ITEMS:
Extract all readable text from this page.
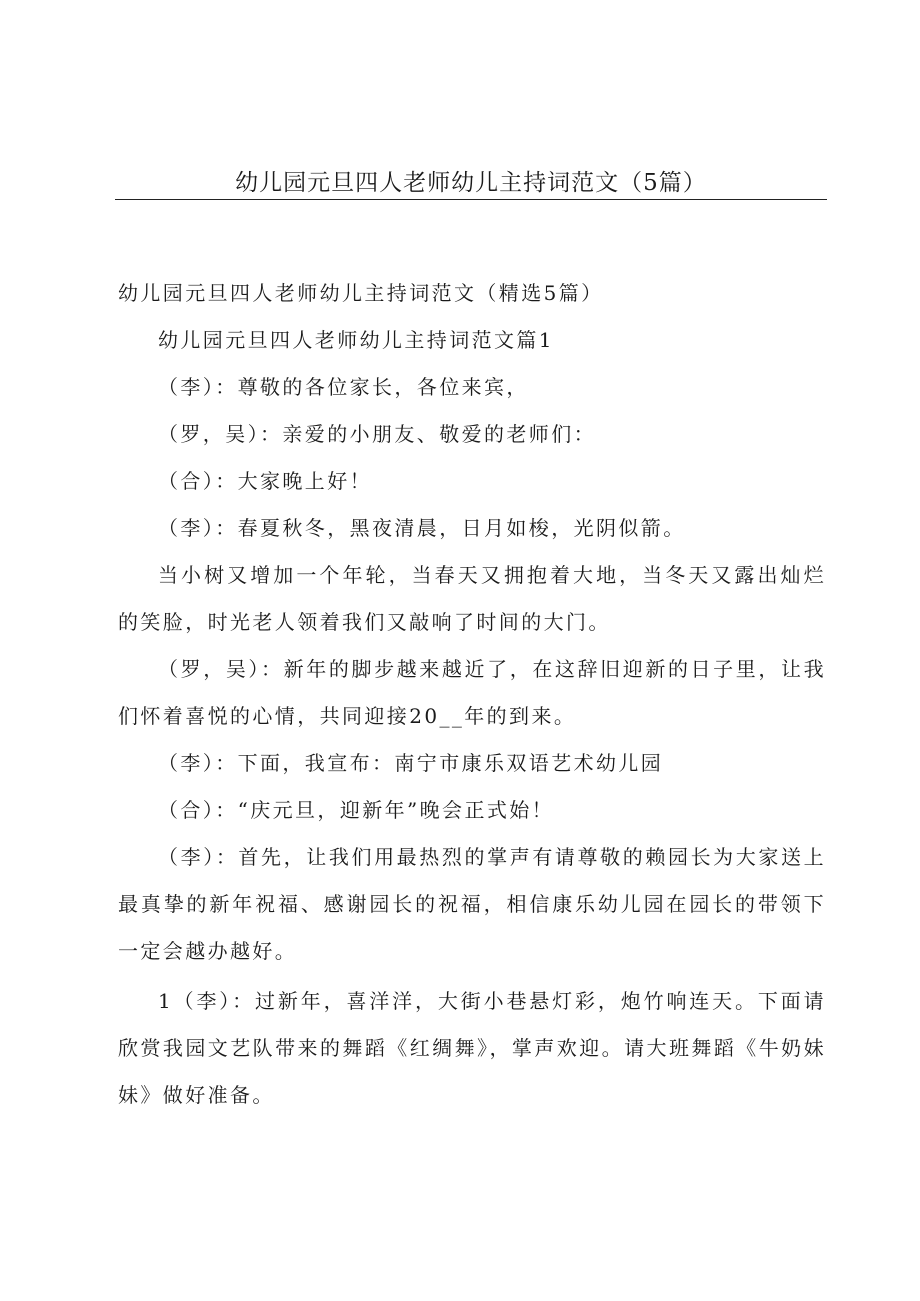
幼儿园元旦四人老师幼儿主持词范文（5篇）

幼儿园元旦四人老师幼儿主持词范文（精选5篇）

幼儿园元旦四人老师幼儿主持词范文篇1

（李）：尊敬的各位家长，各位来宾，

（罗，吴）：亲爱的小朋友、敬爱的老师们：

（合）：大家晚上好！

（李）：春夏秋冬，黑夜清晨，日月如梭，光阴似箭。

当小树又增加一个年轮，当春天又拥抱着大地，当冬天又露出灿烂的笑脸，时光老人领着我们又敲响了时间的大门。

（罗，吴）：新年的脚步越来越近了，在这辞旧迎新的日子里，让我们怀着喜悦的心情，共同迎接20__年的到来。

（李）：下面，我宣布：南宁市康乐双语艺术幼儿园

（合）：“庆元旦，迎新年”晚会正式始！

（李）：首先，让我们用最热烈的掌声有请尊敬的赖园长为大家送上最真挚的新年祝福、感谢园长的祝福，相信康乐幼儿园在园长的带领下一定会越办越好。

1（李）：过新年，喜洋洋，大街小巷悬灯彩，炮竹响连天。下面请欣赏我园文艺队带来的舞蹈《红绸舞》，掌声欢迎。请大班舞蹈《牛奶妹妹》做好准备。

REQUIRED TASK: Retype each line of the listing above word for word. Exclude the pictures.

ANSWER IN FULL:
Extract all readable text from this page.
幼儿园元旦四人老师幼儿主持词范文（5篇）

幼儿园元旦四人老师幼儿主持词范文（精选5篇）

幼儿园元旦四人老师幼儿主持词范文篇1

（李）：尊敬的各位家长，各位来宾，

（罗，吴）：亲爱的小朋友、敬爱的老师们：

（合）：大家晚上好！

（李）：春夏秋冬，黑夜清晨，日月如梭，光阴似箭。

当小树又增加一个年轮，当春天又拥抱着大地，当冬天又露出灿烂的笑脸，时光老人领着我们又敲响了时间的大门。

（罗，吴）：新年的脚步越来越近了，在这辞旧迎新的日子里，让我们怀着喜悦的心情，共同迎接20__年的到来。

（李）：下面，我宣布：南宁市康乐双语艺术幼儿园

（合）：“庆元旦，迎新年”晚会正式始！

（李）：首先，让我们用最热烈的掌声有请尊敬的赖园长为大家送上最真挚的新年祝福、感谢园长的祝福，相信康乐幼儿园在园长的带领下一定会越办越好。

1（李）：过新年，喜洋洋，大街小巷悬灯彩，炮竹响连天。下面请欣赏我园文艺队带来的舞蹈《红绸舞》，掌声欢迎。请大班舞蹈《牛奶妹妹》做好准备。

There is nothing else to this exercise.